YOUR TASK: Return the material below line for line and unchanged, omitting the pictures.

=====

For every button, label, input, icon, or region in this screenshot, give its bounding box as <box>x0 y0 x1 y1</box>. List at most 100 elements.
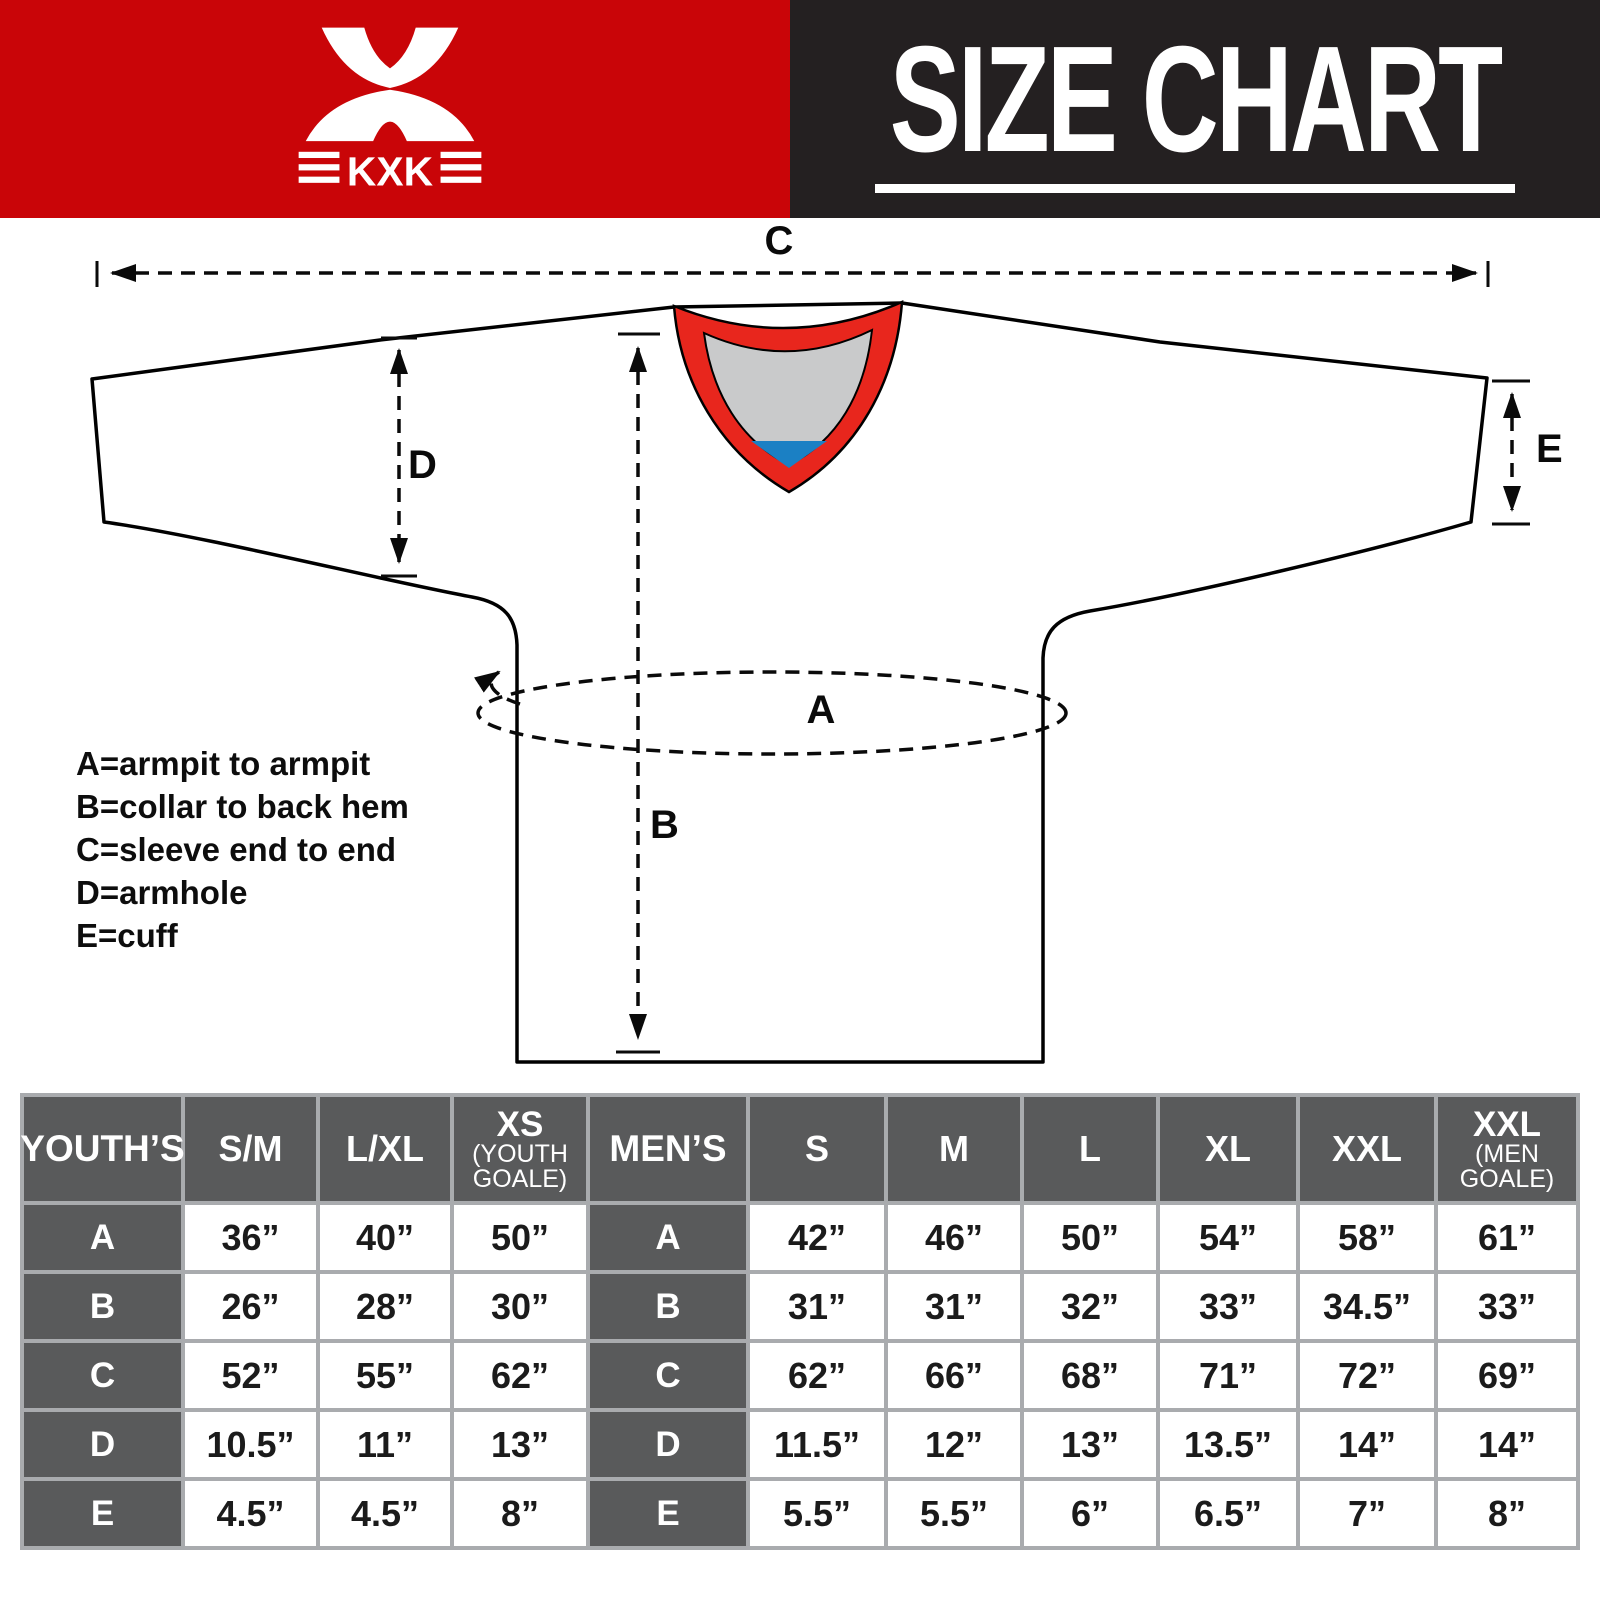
legend-line-d: D=armhole <box>76 874 247 911</box>
table-cell: 58” <box>1300 1205 1434 1270</box>
measure-d: D <box>381 336 437 578</box>
table-cell: 8” <box>454 1481 586 1546</box>
size-note: (MEN <box>1475 1139 1539 1168</box>
table-cell: 10.5” <box>185 1412 316 1477</box>
table-cell: 14” <box>1300 1412 1434 1477</box>
table-cell: 62” <box>454 1343 586 1408</box>
measure-label-c: C <box>765 219 794 263</box>
size-note: GOALE) <box>472 1164 568 1193</box>
logo-equals-mark <box>440 151 482 159</box>
table-cell: 36” <box>185 1205 316 1270</box>
table-cell: 28” <box>320 1274 450 1339</box>
brand-header-panel: KXK <box>0 0 790 218</box>
size-label: XXL <box>1472 1104 1542 1144</box>
table-cell: 52” <box>185 1343 316 1408</box>
youth-row-label-b: B <box>24 1274 181 1339</box>
table-cell: 40” <box>320 1205 450 1270</box>
logo-top-wing <box>321 27 459 88</box>
logo-equals-mark <box>440 164 482 171</box>
table-cell: 4.5” <box>185 1481 316 1546</box>
men-row-label-b: B <box>590 1274 746 1339</box>
table-cell: 31” <box>750 1274 884 1339</box>
table-cell: 14” <box>1438 1412 1576 1477</box>
youth-col-header-lxl: L/XL <box>320 1097 450 1201</box>
measure-e: E <box>1492 379 1563 526</box>
men-row-label-c: C <box>590 1343 746 1408</box>
table-cell: 6” <box>1024 1481 1156 1546</box>
men-col-header-xxl: XXL <box>1300 1097 1434 1201</box>
brand-wordmark: KXK <box>347 149 434 195</box>
table-cell: 11” <box>320 1412 450 1477</box>
youth-col-header-sm: S/M <box>185 1097 316 1201</box>
jersey-outline <box>90 301 1489 1064</box>
table-cell: 62” <box>750 1343 884 1408</box>
men-col-header-m: M <box>888 1097 1020 1201</box>
page-title: SIZE CHART <box>889 14 1503 184</box>
logo-equals-mark <box>298 151 340 159</box>
collar-v-inlay <box>751 441 827 468</box>
table-cell: 13.5” <box>1160 1412 1296 1477</box>
measure-c: C <box>95 219 1490 287</box>
table-cell: 12” <box>888 1412 1020 1477</box>
measure-a: A <box>473 670 1068 756</box>
logo-equals-mark <box>440 176 482 183</box>
men-row-label-a: A <box>590 1205 746 1270</box>
table-cell: 7” <box>1300 1481 1434 1546</box>
size-label: XS <box>496 1104 544 1144</box>
logo-bottom-dome <box>305 89 475 142</box>
table-cell: 30” <box>454 1274 586 1339</box>
logo-equals-mark <box>298 164 340 171</box>
title-underline <box>875 183 1515 193</box>
table-cell: 55” <box>320 1343 450 1408</box>
table-cell: 72” <box>1300 1343 1434 1408</box>
table-cell: 5.5” <box>888 1481 1020 1546</box>
table-cell: 26” <box>185 1274 316 1339</box>
measure-label-a: A <box>807 688 836 732</box>
table-cell: 50” <box>1024 1205 1156 1270</box>
table-cell: 71” <box>1160 1343 1296 1408</box>
kxk-logo-icon: KXK <box>298 27 482 195</box>
size-table: YOUTH’S S/M L/XL XS (YOUTH GOALE) MEN’S … <box>20 1093 1580 1550</box>
legend-line-a: A=armpit to armpit <box>76 745 370 782</box>
collar-inner <box>702 328 874 467</box>
table-cell: 69” <box>1438 1343 1576 1408</box>
men-group-header: MEN’S <box>590 1097 746 1201</box>
legend-line-c: C=sleeve end to end <box>76 831 396 868</box>
men-row-label-e: E <box>590 1481 746 1546</box>
size-note: (YOUTH <box>472 1139 568 1168</box>
table-cell: 31” <box>888 1274 1020 1339</box>
measure-label-d: D <box>408 443 437 487</box>
youth-col-header-xs-goalie: XS (YOUTH GOALE) <box>454 1097 586 1201</box>
table-cell: 34.5” <box>1300 1274 1434 1339</box>
measure-label-e: E <box>1536 427 1563 471</box>
table-cell: 13” <box>454 1412 586 1477</box>
measure-b: B <box>616 332 679 1054</box>
youth-group-header: YOUTH’S <box>20 1097 185 1201</box>
table-cell: 50” <box>454 1205 586 1270</box>
title-panel: SIZE CHART <box>790 0 1600 218</box>
table-cell: 61” <box>1438 1205 1576 1270</box>
table-cell: 46” <box>888 1205 1020 1270</box>
table-cell: 4.5” <box>320 1481 450 1546</box>
legend-line-e: E=cuff <box>76 917 179 954</box>
table-cell: 11.5” <box>750 1412 884 1477</box>
men-col-header-xxl-goalie: XXL (MEN GOALE) <box>1438 1097 1576 1201</box>
table-cell: 42” <box>750 1205 884 1270</box>
table-cell: 6.5” <box>1160 1481 1296 1546</box>
table-cell: 68” <box>1024 1343 1156 1408</box>
youth-row-label-e: E <box>24 1481 181 1546</box>
table-cell: 33” <box>1160 1274 1296 1339</box>
men-row-label-d: D <box>590 1412 746 1477</box>
men-col-header-l: L <box>1024 1097 1156 1201</box>
youth-row-label-a: A <box>24 1205 181 1270</box>
logo-equals-mark <box>298 176 340 183</box>
men-col-header-xl: XL <box>1160 1097 1296 1201</box>
youth-row-label-c: C <box>24 1343 181 1408</box>
table-cell: 66” <box>888 1343 1020 1408</box>
men-col-header-s: S <box>750 1097 884 1201</box>
table-cell: 54” <box>1160 1205 1296 1270</box>
measure-label-b: B <box>650 803 679 847</box>
table-cell: 13” <box>1024 1412 1156 1477</box>
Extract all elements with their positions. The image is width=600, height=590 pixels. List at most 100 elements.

=====

CORRECT OUTPUT:
For every button, label, input, icon, or region in this screenshot, give its bounding box as <box>x0 y0 x1 y1</box>. List at most 100 elements.
legend-line-d: D=armhole <box>76 874 247 911</box>
table-cell: 58” <box>1300 1205 1434 1270</box>
measure-d: D <box>381 336 437 578</box>
table-cell: 8” <box>454 1481 586 1546</box>
size-note: (MEN <box>1475 1139 1539 1168</box>
table-cell: 10.5” <box>185 1412 316 1477</box>
table-cell: 14” <box>1300 1412 1434 1477</box>
table-cell: 62” <box>454 1343 586 1408</box>
measure-label-c: C <box>765 219 794 263</box>
size-note: GOALE) <box>472 1164 568 1193</box>
logo-equals-mark <box>440 151 482 159</box>
table-cell: 36” <box>185 1205 316 1270</box>
table-cell: 28” <box>320 1274 450 1339</box>
brand-header-panel: KXK <box>0 0 790 218</box>
size-label: XXL <box>1472 1104 1542 1144</box>
table-cell: 52” <box>185 1343 316 1408</box>
youth-row-label-b: B <box>24 1274 181 1339</box>
table-cell: 40” <box>320 1205 450 1270</box>
logo-top-wing <box>321 27 459 88</box>
logo-equals-mark <box>440 164 482 171</box>
table-cell: 4.5” <box>185 1481 316 1546</box>
men-row-label-b: B <box>590 1274 746 1339</box>
table-cell: 31” <box>750 1274 884 1339</box>
table-cell: 14” <box>1438 1412 1576 1477</box>
youth-col-header-lxl: L/XL <box>320 1097 450 1201</box>
measure-e: E <box>1492 379 1563 526</box>
men-row-label-c: C <box>590 1343 746 1408</box>
table-cell: 6” <box>1024 1481 1156 1546</box>
men-col-header-xxl: XXL <box>1300 1097 1434 1201</box>
brand-wordmark: KXK <box>347 149 434 195</box>
table-cell: 11” <box>320 1412 450 1477</box>
youth-col-header-sm: S/M <box>185 1097 316 1201</box>
jersey-outline <box>90 301 1489 1064</box>
table-cell: 62” <box>750 1343 884 1408</box>
men-col-header-m: M <box>888 1097 1020 1201</box>
page-title: SIZE CHART <box>889 14 1503 184</box>
logo-equals-mark <box>298 151 340 159</box>
collar-v-inlay <box>751 441 827 468</box>
table-cell: 13.5” <box>1160 1412 1296 1477</box>
measure-c: C <box>95 219 1490 287</box>
table-cell: 12” <box>888 1412 1020 1477</box>
measure-a: A <box>473 670 1068 756</box>
logo-equals-mark <box>440 176 482 183</box>
men-row-label-a: A <box>590 1205 746 1270</box>
table-cell: 7” <box>1300 1481 1434 1546</box>
size-label: XS <box>496 1104 544 1144</box>
logo-bottom-dome <box>305 89 475 142</box>
table-cell: 30” <box>454 1274 586 1339</box>
logo-equals-mark <box>298 164 340 171</box>
title-underline <box>875 183 1515 193</box>
table-cell: 55” <box>320 1343 450 1408</box>
table-cell: 72” <box>1300 1343 1434 1408</box>
table-cell: 5.5” <box>888 1481 1020 1546</box>
table-cell: 26” <box>185 1274 316 1339</box>
measure-label-a: A <box>807 688 836 732</box>
table-cell: 50” <box>1024 1205 1156 1270</box>
table-cell: 71” <box>1160 1343 1296 1408</box>
kxk-logo-icon: KXK <box>298 27 482 195</box>
size-table: YOUTH’S S/M L/XL XS (YOUTH GOALE) MEN’S … <box>20 1093 1580 1550</box>
legend-line-a: A=armpit to armpit <box>76 745 370 782</box>
collar-inner <box>702 328 874 467</box>
table-cell: 69” <box>1438 1343 1576 1408</box>
men-group-header: MEN’S <box>590 1097 746 1201</box>
legend-line-c: C=sleeve end to end <box>76 831 396 868</box>
men-row-label-e: E <box>590 1481 746 1546</box>
size-note: (YOUTH <box>472 1139 568 1168</box>
table-cell: 31” <box>888 1274 1020 1339</box>
measure-label-d: D <box>408 443 437 487</box>
youth-col-header-xs-goalie: XS (YOUTH GOALE) <box>454 1097 586 1201</box>
table-cell: 34.5” <box>1300 1274 1434 1339</box>
measure-label-e: E <box>1536 427 1563 471</box>
table-cell: 13” <box>454 1412 586 1477</box>
measure-b: B <box>616 332 679 1054</box>
youth-group-header: YOUTH’S <box>20 1097 185 1201</box>
table-cell: 50” <box>454 1205 586 1270</box>
title-panel: SIZE CHART <box>790 0 1600 218</box>
table-cell: 61” <box>1438 1205 1576 1270</box>
table-cell: 46” <box>888 1205 1020 1270</box>
table-cell: 4.5” <box>320 1481 450 1546</box>
legend-line-e: E=cuff <box>76 917 179 954</box>
table-cell: 11.5” <box>750 1412 884 1477</box>
men-col-header-xxl-goalie: XXL (MEN GOALE) <box>1438 1097 1576 1201</box>
table-cell: 42” <box>750 1205 884 1270</box>
table-cell: 6.5” <box>1160 1481 1296 1546</box>
table-cell: 68” <box>1024 1343 1156 1408</box>
youth-row-label-e: E <box>24 1481 181 1546</box>
table-cell: 33” <box>1160 1274 1296 1339</box>
men-row-label-d: D <box>590 1412 746 1477</box>
men-col-header-l: L <box>1024 1097 1156 1201</box>
youth-row-label-a: A <box>24 1205 181 1270</box>
logo-equals-mark <box>298 176 340 183</box>
men-col-header-xl: XL <box>1160 1097 1296 1201</box>
youth-row-label-c: C <box>24 1343 181 1408</box>
table-cell: 66” <box>888 1343 1020 1408</box>
men-col-header-s: S <box>750 1097 884 1201</box>
table-cell: 54” <box>1160 1205 1296 1270</box>
measure-label-b: B <box>650 803 679 847</box>
table-cell: 13” <box>1024 1412 1156 1477</box>
Extract all elements with their positions. The image is width=600, height=590 pixels. List at most 100 elements.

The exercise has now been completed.